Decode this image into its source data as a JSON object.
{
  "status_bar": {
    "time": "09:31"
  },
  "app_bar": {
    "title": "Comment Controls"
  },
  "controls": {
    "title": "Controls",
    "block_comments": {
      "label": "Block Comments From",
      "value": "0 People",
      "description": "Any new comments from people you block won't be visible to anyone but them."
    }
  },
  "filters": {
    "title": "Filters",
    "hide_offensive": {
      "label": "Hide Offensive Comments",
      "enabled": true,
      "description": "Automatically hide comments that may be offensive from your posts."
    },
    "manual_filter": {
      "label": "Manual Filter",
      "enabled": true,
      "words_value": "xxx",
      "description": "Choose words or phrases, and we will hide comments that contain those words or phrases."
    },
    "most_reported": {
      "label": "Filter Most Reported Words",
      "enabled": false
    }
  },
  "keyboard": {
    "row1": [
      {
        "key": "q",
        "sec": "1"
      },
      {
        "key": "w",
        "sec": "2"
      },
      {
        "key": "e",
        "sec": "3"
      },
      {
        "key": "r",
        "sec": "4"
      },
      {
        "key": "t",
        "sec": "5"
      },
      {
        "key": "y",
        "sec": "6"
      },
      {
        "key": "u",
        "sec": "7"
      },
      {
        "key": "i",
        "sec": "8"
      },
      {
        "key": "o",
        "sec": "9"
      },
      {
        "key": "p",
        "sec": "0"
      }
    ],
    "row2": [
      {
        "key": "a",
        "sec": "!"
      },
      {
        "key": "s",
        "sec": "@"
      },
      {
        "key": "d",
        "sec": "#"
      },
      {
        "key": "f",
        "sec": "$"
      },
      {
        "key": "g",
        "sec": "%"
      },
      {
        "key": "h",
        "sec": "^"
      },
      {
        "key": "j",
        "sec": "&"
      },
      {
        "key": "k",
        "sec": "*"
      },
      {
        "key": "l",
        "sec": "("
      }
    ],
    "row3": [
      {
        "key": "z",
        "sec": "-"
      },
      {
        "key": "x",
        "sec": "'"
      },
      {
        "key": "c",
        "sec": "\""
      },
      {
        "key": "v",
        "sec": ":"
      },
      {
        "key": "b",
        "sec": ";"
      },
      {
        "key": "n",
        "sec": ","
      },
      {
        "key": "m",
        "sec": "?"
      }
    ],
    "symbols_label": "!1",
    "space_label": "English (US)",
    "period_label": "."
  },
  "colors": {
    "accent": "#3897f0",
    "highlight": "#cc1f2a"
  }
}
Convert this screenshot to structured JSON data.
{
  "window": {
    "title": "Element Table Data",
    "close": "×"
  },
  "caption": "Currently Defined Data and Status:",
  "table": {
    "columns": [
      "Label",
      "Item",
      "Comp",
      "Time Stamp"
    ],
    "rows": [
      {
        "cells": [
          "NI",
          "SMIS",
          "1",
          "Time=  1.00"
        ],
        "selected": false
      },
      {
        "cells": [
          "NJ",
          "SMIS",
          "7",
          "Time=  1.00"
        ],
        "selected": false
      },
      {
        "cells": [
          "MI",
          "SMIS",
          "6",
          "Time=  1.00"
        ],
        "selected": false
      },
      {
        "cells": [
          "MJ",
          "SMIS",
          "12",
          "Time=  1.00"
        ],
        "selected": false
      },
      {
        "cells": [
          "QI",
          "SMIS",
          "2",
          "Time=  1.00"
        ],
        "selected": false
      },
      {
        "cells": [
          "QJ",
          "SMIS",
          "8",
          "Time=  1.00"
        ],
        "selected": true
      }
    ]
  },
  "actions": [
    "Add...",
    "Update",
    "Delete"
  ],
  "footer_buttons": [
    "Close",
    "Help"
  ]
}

__________

* [TASK STATEMENT]:
Note every line above where the string "that" shows up, and copy those lines.

* [RESULT OF THE EXERCISE]:
      "description": "Automatically hide comments that may be offensive from your posts."
      "description": "Choose words or phrases, and we will hide comments that contain those words or phrases."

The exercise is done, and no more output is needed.